Dataset records

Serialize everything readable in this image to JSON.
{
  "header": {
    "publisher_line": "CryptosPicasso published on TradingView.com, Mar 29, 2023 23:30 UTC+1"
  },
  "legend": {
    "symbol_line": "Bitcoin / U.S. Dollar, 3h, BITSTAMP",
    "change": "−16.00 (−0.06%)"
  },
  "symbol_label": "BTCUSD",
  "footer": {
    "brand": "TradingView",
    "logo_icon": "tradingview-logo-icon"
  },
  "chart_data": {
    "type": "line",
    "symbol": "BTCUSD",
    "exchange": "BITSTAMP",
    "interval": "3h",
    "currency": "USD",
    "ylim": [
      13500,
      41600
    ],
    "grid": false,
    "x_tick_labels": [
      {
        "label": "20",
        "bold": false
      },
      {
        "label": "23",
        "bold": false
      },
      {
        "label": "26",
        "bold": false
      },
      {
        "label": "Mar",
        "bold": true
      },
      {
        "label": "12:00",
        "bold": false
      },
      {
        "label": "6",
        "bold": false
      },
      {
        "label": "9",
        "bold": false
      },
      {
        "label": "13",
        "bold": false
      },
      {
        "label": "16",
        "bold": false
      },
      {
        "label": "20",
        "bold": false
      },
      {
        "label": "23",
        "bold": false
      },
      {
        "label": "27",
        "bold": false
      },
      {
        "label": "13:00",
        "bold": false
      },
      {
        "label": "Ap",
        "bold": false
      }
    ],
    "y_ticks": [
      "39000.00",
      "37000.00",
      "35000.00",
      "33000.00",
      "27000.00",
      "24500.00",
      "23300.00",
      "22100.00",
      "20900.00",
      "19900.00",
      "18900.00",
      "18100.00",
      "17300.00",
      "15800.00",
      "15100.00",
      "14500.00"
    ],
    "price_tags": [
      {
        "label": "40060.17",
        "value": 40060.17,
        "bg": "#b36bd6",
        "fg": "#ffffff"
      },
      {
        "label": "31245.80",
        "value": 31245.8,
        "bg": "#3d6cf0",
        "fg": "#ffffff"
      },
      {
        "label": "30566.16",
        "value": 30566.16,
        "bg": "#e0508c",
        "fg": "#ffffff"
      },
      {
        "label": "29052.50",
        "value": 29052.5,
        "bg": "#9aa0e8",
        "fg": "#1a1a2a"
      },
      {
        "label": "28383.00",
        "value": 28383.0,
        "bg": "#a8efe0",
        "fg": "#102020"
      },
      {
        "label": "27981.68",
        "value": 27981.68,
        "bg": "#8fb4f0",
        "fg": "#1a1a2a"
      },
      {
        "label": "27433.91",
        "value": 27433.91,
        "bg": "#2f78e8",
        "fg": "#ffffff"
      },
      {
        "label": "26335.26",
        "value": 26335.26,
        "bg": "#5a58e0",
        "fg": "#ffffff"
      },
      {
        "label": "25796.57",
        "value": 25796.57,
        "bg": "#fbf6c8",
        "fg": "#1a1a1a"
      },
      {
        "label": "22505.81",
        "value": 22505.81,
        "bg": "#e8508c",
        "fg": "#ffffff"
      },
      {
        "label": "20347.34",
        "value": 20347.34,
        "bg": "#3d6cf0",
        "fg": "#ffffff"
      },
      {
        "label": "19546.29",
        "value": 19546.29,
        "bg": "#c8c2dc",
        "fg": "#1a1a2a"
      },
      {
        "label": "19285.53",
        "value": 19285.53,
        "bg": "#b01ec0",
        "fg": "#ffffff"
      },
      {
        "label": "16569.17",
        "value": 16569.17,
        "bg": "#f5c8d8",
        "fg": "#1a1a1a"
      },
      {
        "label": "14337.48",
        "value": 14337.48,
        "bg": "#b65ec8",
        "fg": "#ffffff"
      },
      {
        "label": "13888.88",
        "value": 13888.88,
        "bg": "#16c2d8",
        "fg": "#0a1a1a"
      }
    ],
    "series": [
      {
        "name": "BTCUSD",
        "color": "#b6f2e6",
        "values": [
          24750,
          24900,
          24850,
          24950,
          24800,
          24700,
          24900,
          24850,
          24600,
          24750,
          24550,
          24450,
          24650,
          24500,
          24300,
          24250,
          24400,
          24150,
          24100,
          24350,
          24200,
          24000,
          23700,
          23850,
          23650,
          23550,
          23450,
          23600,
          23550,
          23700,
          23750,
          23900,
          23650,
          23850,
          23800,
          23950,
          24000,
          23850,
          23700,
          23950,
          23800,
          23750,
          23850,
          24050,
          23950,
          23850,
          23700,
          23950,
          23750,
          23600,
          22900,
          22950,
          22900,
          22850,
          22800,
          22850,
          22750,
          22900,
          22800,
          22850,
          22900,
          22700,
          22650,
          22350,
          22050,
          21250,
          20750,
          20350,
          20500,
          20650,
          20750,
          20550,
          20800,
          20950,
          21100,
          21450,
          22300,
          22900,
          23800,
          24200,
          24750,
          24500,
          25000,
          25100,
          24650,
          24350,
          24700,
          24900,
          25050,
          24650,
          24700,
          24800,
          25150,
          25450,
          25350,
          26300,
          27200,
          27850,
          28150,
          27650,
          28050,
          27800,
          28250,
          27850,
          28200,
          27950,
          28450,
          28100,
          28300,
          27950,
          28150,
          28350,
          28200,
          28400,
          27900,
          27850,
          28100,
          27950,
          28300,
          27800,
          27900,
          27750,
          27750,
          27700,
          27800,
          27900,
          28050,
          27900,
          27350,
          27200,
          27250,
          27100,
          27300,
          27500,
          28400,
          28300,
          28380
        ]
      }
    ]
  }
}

Exercise
All of the lines above need to be given again exactly.

Answer to the problem
Serialize everything readable in this image to JSON.
{
  "header": {
    "publisher_line": "CryptosPicasso published on TradingView.com, Mar 29, 2023 23:30 UTC+1"
  },
  "legend": {
    "symbol_line": "Bitcoin / U.S. Dollar, 3h, BITSTAMP",
    "change": "−16.00 (−0.06%)"
  },
  "symbol_label": "BTCUSD",
  "footer": {
    "brand": "TradingView",
    "logo_icon": "tradingview-logo-icon"
  },
  "chart_data": {
    "type": "line",
    "symbol": "BTCUSD",
    "exchange": "BITSTAMP",
    "interval": "3h",
    "currency": "USD",
    "ylim": [
      13500,
      41600
    ],
    "grid": false,
    "x_tick_labels": [
      {
        "label": "20",
        "bold": false
      },
      {
        "label": "23",
        "bold": false
      },
      {
        "label": "26",
        "bold": false
      },
      {
        "label": "Mar",
        "bold": true
      },
      {
        "label": "12:00",
        "bold": false
      },
      {
        "label": "6",
        "bold": false
      },
      {
        "label": "9",
        "bold": false
      },
      {
        "label": "13",
        "bold": false
      },
      {
        "label": "16",
        "bold": false
      },
      {
        "label": "20",
        "bold": false
      },
      {
        "label": "23",
        "bold": false
      },
      {
        "label": "27",
        "bold": false
      },
      {
        "label": "13:00",
        "bold": false
      },
      {
        "label": "Ap",
        "bold": false
      }
    ],
    "y_ticks": [
      "39000.00",
      "37000.00",
      "35000.00",
      "33000.00",
      "27000.00",
      "24500.00",
      "23300.00",
      "22100.00",
      "20900.00",
      "19900.00",
      "18900.00",
      "18100.00",
      "17300.00",
      "15800.00",
      "15100.00",
      "14500.00"
    ],
    "price_tags": [
      {
        "label": "40060.17",
        "value": 40060.17,
        "bg": "#b36bd6",
        "fg": "#ffffff"
      },
      {
        "label": "31245.80",
        "value": 31245.8,
        "bg": "#3d6cf0",
        "fg": "#ffffff"
      },
      {
        "label": "30566.16",
        "value": 30566.16,
        "bg": "#e0508c",
        "fg": "#ffffff"
      },
      {
        "label": "29052.50",
        "value": 29052.5,
        "bg": "#9aa0e8",
        "fg": "#1a1a2a"
      },
      {
        "label": "28383.00",
        "value": 28383.0,
        "bg": "#a8efe0",
        "fg": "#102020"
      },
      {
        "label": "27981.68",
        "value": 27981.68,
        "bg": "#8fb4f0",
        "fg": "#1a1a2a"
      },
      {
        "label": "27433.91",
        "value": 27433.91,
        "bg": "#2f78e8",
        "fg": "#ffffff"
      },
      {
        "label": "26335.26",
        "value": 26335.26,
        "bg": "#5a58e0",
        "fg": "#ffffff"
      },
      {
        "label": "25796.57",
        "value": 25796.57,
        "bg": "#fbf6c8",
        "fg": "#1a1a1a"
      },
      {
        "label": "22505.81",
        "value": 22505.81,
        "bg": "#e8508c",
        "fg": "#ffffff"
      },
      {
        "label": "20347.34",
        "value": 20347.34,
        "bg": "#3d6cf0",
        "fg": "#ffffff"
      },
      {
        "label": "19546.29",
        "value": 19546.29,
        "bg": "#c8c2dc",
        "fg": "#1a1a2a"
      },
      {
        "label": "19285.53",
        "value": 19285.53,
        "bg": "#b01ec0",
        "fg": "#ffffff"
      },
      {
        "label": "16569.17",
        "value": 16569.17,
        "bg": "#f5c8d8",
        "fg": "#1a1a1a"
      },
      {
        "label": "14337.48",
        "value": 14337.48,
        "bg": "#b65ec8",
        "fg": "#ffffff"
      },
      {
        "label": "13888.88",
        "value": 13888.88,
        "bg": "#16c2d8",
        "fg": "#0a1a1a"
      }
    ],
    "series": [
      {
        "name": "BTCUSD",
        "color": "#b6f2e6",
        "values": [
          24750,
          24900,
          24850,
          24950,
          24800,
          24700,
          24900,
          24850,
          24600,
          24750,
          24550,
          24450,
          24650,
          24500,
          24300,
          24250,
          24400,
          24150,
          24100,
          24350,
          24200,
          24000,
          23700,
          23850,
          23650,
          23550,
          23450,
          23600,
          23550,
          23700,
          23750,
          23900,
          23650,
          23850,
          23800,
          23950,
          24000,
          23850,
          23700,
          23950,
          23800,
          23750,
          23850,
          24050,
          23950,
          23850,
          23700,
          23950,
          23750,
          23600,
          22900,
          22950,
          22900,
          22850,
          22800,
          22850,
          22750,
          22900,
          22800,
          22850,
          22900,
          22700,
          22650,
          22350,
          22050,
          21250,
          20750,
          20350,
          20500,
          20650,
          20750,
          20550,
          20800,
          20950,
          21100,
          21450,
          22300,
          22900,
          23800,
          24200,
          24750,
          24500,
          25000,
          25100,
          24650,
          24350,
          24700,
          24900,
          25050,
          24650,
          24700,
          24800,
          25150,
          25450,
          25350,
          26300,
          27200,
          27850,
          28150,
          27650,
          28050,
          27800,
          28250,
          27850,
          28200,
          27950,
          28450,
          28100,
          28300,
          27950,
          28150,
          28350,
          28200,
          28400,
          27900,
          27850,
          28100,
          27950,
          28300,
          27800,
          27900,
          27750,
          27750,
          27700,
          27800,
          27900,
          28050,
          27900,
          27350,
          27200,
          27250,
          27100,
          27300,
          27500,
          28400,
          28300,
          28380
        ]
      }
    ]
  }
}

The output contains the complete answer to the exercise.